### What you will do
Every line with the word "JSON" in it should be extracted from the data that follows.
*** Supplied records
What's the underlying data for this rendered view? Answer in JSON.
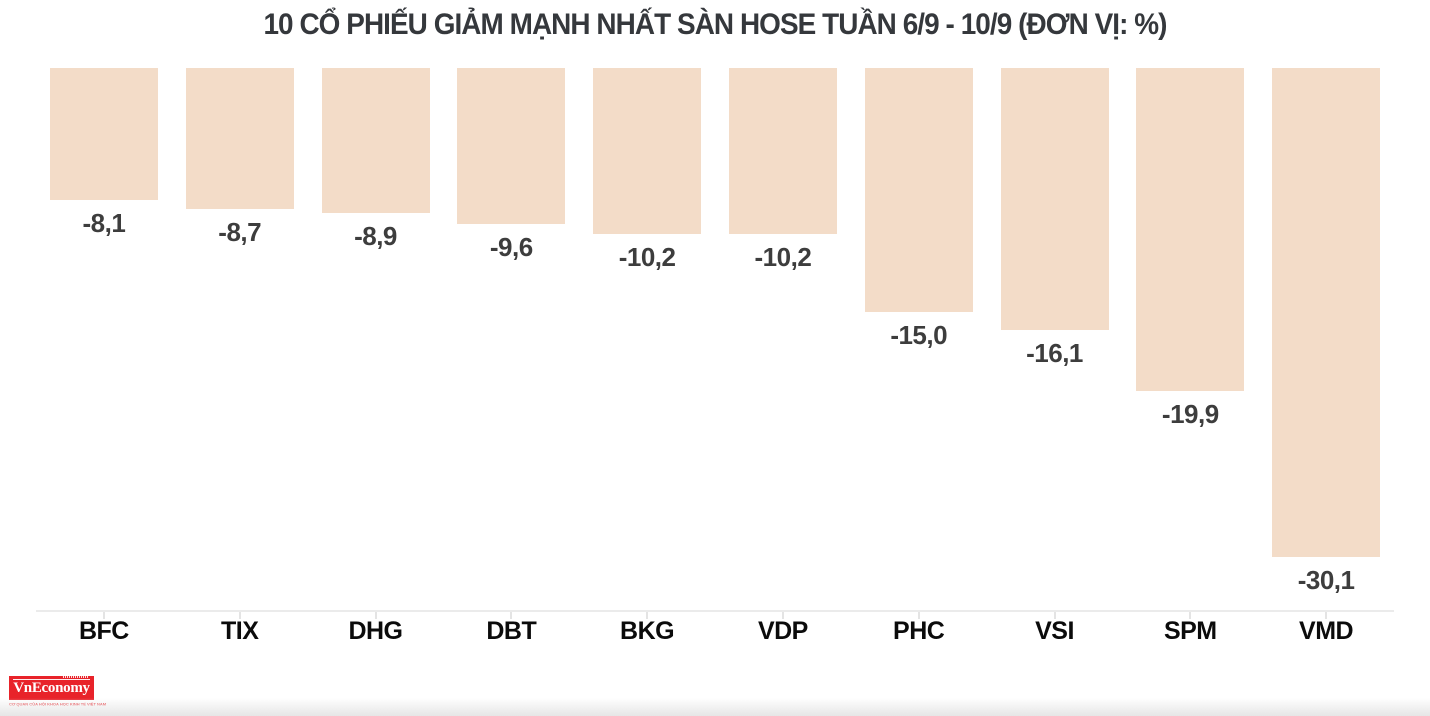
{
  "chart_data": {
    "type": "bar",
    "title": "10 CỔ PHIẾU GIẢM MẠNH NHẤT SÀN HOSE TUẦN 6/9 - 10/9 (ĐƠN VỊ: %)",
    "categories": [
      "BFC",
      "TIX",
      "DHG",
      "DBT",
      "BKG",
      "VDP",
      "PHC",
      "VSI",
      "SPM",
      "VMD"
    ],
    "values": [
      -8.1,
      -8.7,
      -8.9,
      -9.6,
      -10.2,
      -10.2,
      -15.0,
      -16.1,
      -19.9,
      -30.1
    ],
    "value_labels": [
      "-8,1",
      "-8,7",
      "-8,9",
      "-9,6",
      "-10,2",
      "-10,2",
      "-15,0",
      "-16,1",
      "-19,9",
      "-30,1"
    ],
    "unit": "%",
    "orientation": "vertical",
    "baseline": "top",
    "ylim": [
      -30.1,
      0
    ],
    "grid": false,
    "legend": false,
    "bar_color": "#f3dcc8",
    "value_label_color": "#3d3d3d",
    "category_label_color": "#0b0b0b",
    "axis_line_color": "#ebebeb"
  },
  "branding": {
    "logo_text": "VnEconomy",
    "logo_tagline": "CƠ QUAN CỦA HỘI KHOA HỌC KINH TẾ VIỆT NAM",
    "logo_color": "#e8232a"
  }
}
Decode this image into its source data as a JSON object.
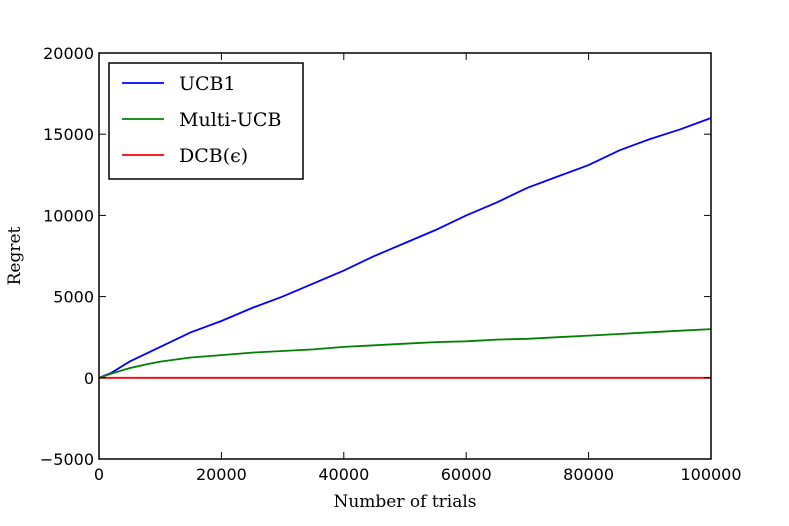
{
  "chart_data": {
    "type": "line",
    "title": "",
    "xlabel": "Number of trials",
    "ylabel": "Regret",
    "xlim": [
      0,
      100000
    ],
    "ylim": [
      -5000,
      20000
    ],
    "xticks": [
      0,
      20000,
      40000,
      60000,
      80000,
      100000
    ],
    "xtick_labels": [
      "0",
      "20000",
      "40000",
      "60000",
      "80000",
      "100000"
    ],
    "yticks": [
      -5000,
      0,
      5000,
      10000,
      15000,
      20000
    ],
    "ytick_labels": [
      "−5000",
      "0",
      "5000",
      "10000",
      "15000",
      "20000"
    ],
    "grid": false,
    "legend_position": "top-left",
    "series": [
      {
        "name": "UCB1",
        "color": "#0000ff",
        "x": [
          0,
          2000,
          5000,
          10000,
          15000,
          20000,
          25000,
          30000,
          35000,
          40000,
          45000,
          50000,
          55000,
          60000,
          65000,
          70000,
          75000,
          80000,
          85000,
          90000,
          95000,
          100000
        ],
        "y": [
          0,
          300,
          1000,
          1900,
          2800,
          3500,
          4300,
          5000,
          5800,
          6600,
          7500,
          8300,
          9100,
          10000,
          10800,
          11700,
          12400,
          13100,
          14000,
          14700,
          15300,
          16000
        ]
      },
      {
        "name": "Multi-UCB",
        "color": "#008000",
        "x": [
          0,
          2000,
          5000,
          8000,
          10000,
          15000,
          20000,
          25000,
          30000,
          35000,
          40000,
          45000,
          50000,
          55000,
          60000,
          65000,
          70000,
          75000,
          80000,
          85000,
          90000,
          95000,
          100000
        ],
        "y": [
          0,
          250,
          600,
          850,
          1000,
          1250,
          1400,
          1550,
          1650,
          1750,
          1900,
          2000,
          2100,
          2200,
          2250,
          2350,
          2400,
          2500,
          2600,
          2700,
          2800,
          2900,
          3000
        ]
      },
      {
        "name": "DCB(ϵ)",
        "color": "#ff0000",
        "x": [
          0,
          100000
        ],
        "y": [
          0,
          0
        ]
      }
    ]
  }
}
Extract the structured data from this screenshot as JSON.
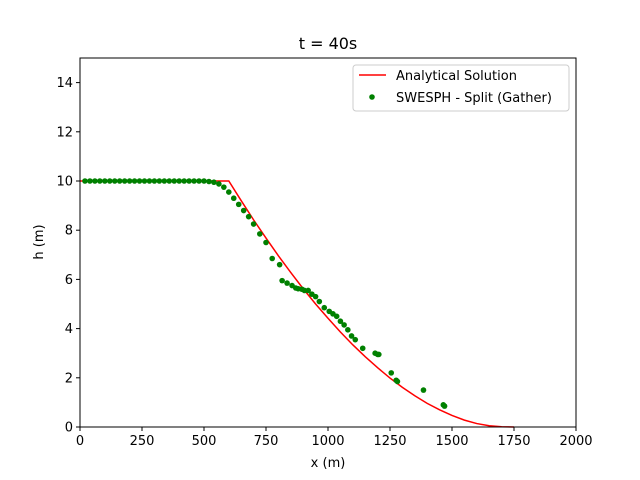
{
  "chart_data": {
    "type": "line",
    "title": "t = 40s",
    "xlabel": "x (m)",
    "ylabel": "h (m)",
    "xlim": [
      0,
      2000
    ],
    "ylim": [
      0,
      15
    ],
    "xticks": [
      0,
      250,
      500,
      750,
      1000,
      1250,
      1500,
      1750,
      2000
    ],
    "yticks": [
      0,
      2,
      4,
      6,
      8,
      10,
      12,
      14
    ],
    "grid": false,
    "legend_position": "top-right",
    "series": [
      {
        "name": "Analytical Solution",
        "kind": "line",
        "color": "#ff0000",
        "x": [
          0,
          600,
          650,
          700,
          750,
          800,
          850,
          900,
          950,
          1000,
          1050,
          1100,
          1150,
          1200,
          1250,
          1300,
          1350,
          1400,
          1450,
          1500,
          1550,
          1600,
          1650,
          1700,
          1750
        ],
        "y": [
          10,
          10,
          9.2,
          8.42,
          7.68,
          6.96,
          6.28,
          5.62,
          5.0,
          4.42,
          3.86,
          3.34,
          2.86,
          2.41,
          1.99,
          1.61,
          1.27,
          0.96,
          0.7,
          0.47,
          0.28,
          0.14,
          0.05,
          0.01,
          0
        ]
      },
      {
        "name": "SWESPH - Split (Gather)",
        "kind": "scatter",
        "color": "#008000",
        "x": [
          20,
          40,
          60,
          80,
          100,
          120,
          140,
          160,
          180,
          200,
          220,
          240,
          260,
          280,
          300,
          320,
          340,
          360,
          380,
          400,
          420,
          440,
          460,
          480,
          500,
          520,
          540,
          560,
          580,
          600,
          620,
          640,
          660,
          680,
          700,
          725,
          750,
          775,
          805,
          815,
          835,
          855,
          870,
          880,
          895,
          905,
          920,
          935,
          950,
          965,
          985,
          1005,
          1020,
          1035,
          1050,
          1065,
          1080,
          1095,
          1110,
          1140,
          1190,
          1200,
          1205,
          1255,
          1275,
          1280,
          1385,
          1465,
          1470
        ],
        "y": [
          10,
          10,
          10,
          10,
          10,
          10,
          10,
          10,
          10,
          10,
          10,
          10,
          10,
          10,
          10,
          10,
          10,
          10,
          10,
          10,
          10,
          10,
          10,
          10,
          10,
          9.98,
          9.95,
          9.88,
          9.75,
          9.55,
          9.3,
          9.05,
          8.8,
          8.55,
          8.25,
          7.85,
          7.5,
          6.85,
          6.6,
          5.95,
          5.85,
          5.75,
          5.65,
          5.62,
          5.6,
          5.55,
          5.55,
          5.4,
          5.3,
          5.1,
          4.85,
          4.7,
          4.6,
          4.5,
          4.3,
          4.15,
          3.95,
          3.7,
          3.55,
          3.2,
          3.0,
          2.95,
          2.95,
          2.2,
          1.9,
          1.85,
          1.5,
          0.9,
          0.85
        ]
      }
    ]
  }
}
******
### Reply
What's the underlying data for this rendered view? Answer in JSON.
Decode this image into its source data as a JSON object.
Extract the structured data from this screenshot as JSON.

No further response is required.